INSTRUCTIONS TO FOLLOW — Would you extract the whole listing below and retype it exactly?

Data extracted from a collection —
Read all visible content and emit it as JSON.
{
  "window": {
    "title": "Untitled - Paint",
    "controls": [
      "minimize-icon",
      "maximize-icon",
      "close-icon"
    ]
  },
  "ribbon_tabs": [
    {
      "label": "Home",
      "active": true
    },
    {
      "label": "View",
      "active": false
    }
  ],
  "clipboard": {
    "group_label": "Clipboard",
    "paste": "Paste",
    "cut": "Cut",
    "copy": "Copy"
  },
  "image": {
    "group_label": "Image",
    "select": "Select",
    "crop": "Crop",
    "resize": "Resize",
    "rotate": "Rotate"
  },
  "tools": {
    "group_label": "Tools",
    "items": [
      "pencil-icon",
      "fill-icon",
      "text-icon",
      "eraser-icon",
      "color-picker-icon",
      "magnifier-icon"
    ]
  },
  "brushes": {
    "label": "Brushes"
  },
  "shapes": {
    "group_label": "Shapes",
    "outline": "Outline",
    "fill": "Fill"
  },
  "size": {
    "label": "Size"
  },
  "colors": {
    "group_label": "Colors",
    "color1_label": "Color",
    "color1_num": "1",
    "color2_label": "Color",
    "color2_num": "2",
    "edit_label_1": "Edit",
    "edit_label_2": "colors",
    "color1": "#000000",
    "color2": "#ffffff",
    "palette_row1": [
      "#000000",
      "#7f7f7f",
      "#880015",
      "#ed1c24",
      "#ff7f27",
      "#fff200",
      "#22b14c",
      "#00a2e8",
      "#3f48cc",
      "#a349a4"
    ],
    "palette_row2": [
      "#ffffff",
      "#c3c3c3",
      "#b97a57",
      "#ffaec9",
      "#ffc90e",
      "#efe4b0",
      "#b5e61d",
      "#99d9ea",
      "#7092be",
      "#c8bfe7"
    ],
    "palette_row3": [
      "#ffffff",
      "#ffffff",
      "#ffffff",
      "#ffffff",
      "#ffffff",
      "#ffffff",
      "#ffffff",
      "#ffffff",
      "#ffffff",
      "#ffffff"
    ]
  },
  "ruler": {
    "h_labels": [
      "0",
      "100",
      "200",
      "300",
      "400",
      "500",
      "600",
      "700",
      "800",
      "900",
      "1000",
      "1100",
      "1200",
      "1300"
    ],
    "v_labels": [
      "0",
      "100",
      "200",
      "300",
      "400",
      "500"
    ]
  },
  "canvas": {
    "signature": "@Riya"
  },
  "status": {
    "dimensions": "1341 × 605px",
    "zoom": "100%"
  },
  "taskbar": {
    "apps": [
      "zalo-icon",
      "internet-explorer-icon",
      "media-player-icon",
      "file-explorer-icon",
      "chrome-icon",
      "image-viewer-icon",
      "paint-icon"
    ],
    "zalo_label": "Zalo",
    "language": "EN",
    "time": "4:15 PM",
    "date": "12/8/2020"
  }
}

SOLUTION FOR THIS PROBLEM —
Read all visible content and emit it as JSON.
{
  "window": {
    "title": "Untitled - Paint",
    "controls": [
      "minimize-icon",
      "maximize-icon",
      "close-icon"
    ]
  },
  "ribbon_tabs": [
    {
      "label": "Home",
      "active": true
    },
    {
      "label": "View",
      "active": false
    }
  ],
  "clipboard": {
    "group_label": "Clipboard",
    "paste": "Paste",
    "cut": "Cut",
    "copy": "Copy"
  },
  "image": {
    "group_label": "Image",
    "select": "Select",
    "crop": "Crop",
    "resize": "Resize",
    "rotate": "Rotate"
  },
  "tools": {
    "group_label": "Tools",
    "items": [
      "pencil-icon",
      "fill-icon",
      "text-icon",
      "eraser-icon",
      "color-picker-icon",
      "magnifier-icon"
    ]
  },
  "brushes": {
    "label": "Brushes"
  },
  "shapes": {
    "group_label": "Shapes",
    "outline": "Outline",
    "fill": "Fill"
  },
  "size": {
    "label": "Size"
  },
  "colors": {
    "group_label": "Colors",
    "color1_label": "Color",
    "color1_num": "1",
    "color2_label": "Color",
    "color2_num": "2",
    "edit_label_1": "Edit",
    "edit_label_2": "colors",
    "color1": "#000000",
    "color2": "#ffffff",
    "palette_row1": [
      "#000000",
      "#7f7f7f",
      "#880015",
      "#ed1c24",
      "#ff7f27",
      "#fff200",
      "#22b14c",
      "#00a2e8",
      "#3f48cc",
      "#a349a4"
    ],
    "palette_row2": [
      "#ffffff",
      "#c3c3c3",
      "#b97a57",
      "#ffaec9",
      "#ffc90e",
      "#efe4b0",
      "#b5e61d",
      "#99d9ea",
      "#7092be",
      "#c8bfe7"
    ],
    "palette_row3": [
      "#ffffff",
      "#ffffff",
      "#ffffff",
      "#ffffff",
      "#ffffff",
      "#ffffff",
      "#ffffff",
      "#ffffff",
      "#ffffff",
      "#ffffff"
    ]
  },
  "ruler": {
    "h_labels": [
      "0",
      "100",
      "200",
      "300",
      "400",
      "500",
      "600",
      "700",
      "800",
      "900",
      "1000",
      "1100",
      "1200",
      "1300"
    ],
    "v_labels": [
      "0",
      "100",
      "200",
      "300",
      "400",
      "500"
    ]
  },
  "canvas": {
    "signature": "@Riya"
  },
  "status": {
    "dimensions": "1341 × 605px",
    "zoom": "100%"
  },
  "taskbar": {
    "apps": [
      "zalo-icon",
      "internet-explorer-icon",
      "media-player-icon",
      "file-explorer-icon",
      "chrome-icon",
      "image-viewer-icon",
      "paint-icon"
    ],
    "zalo_label": "Zalo",
    "language": "EN",
    "time": "4:15 PM",
    "date": "12/8/2020"
  }
}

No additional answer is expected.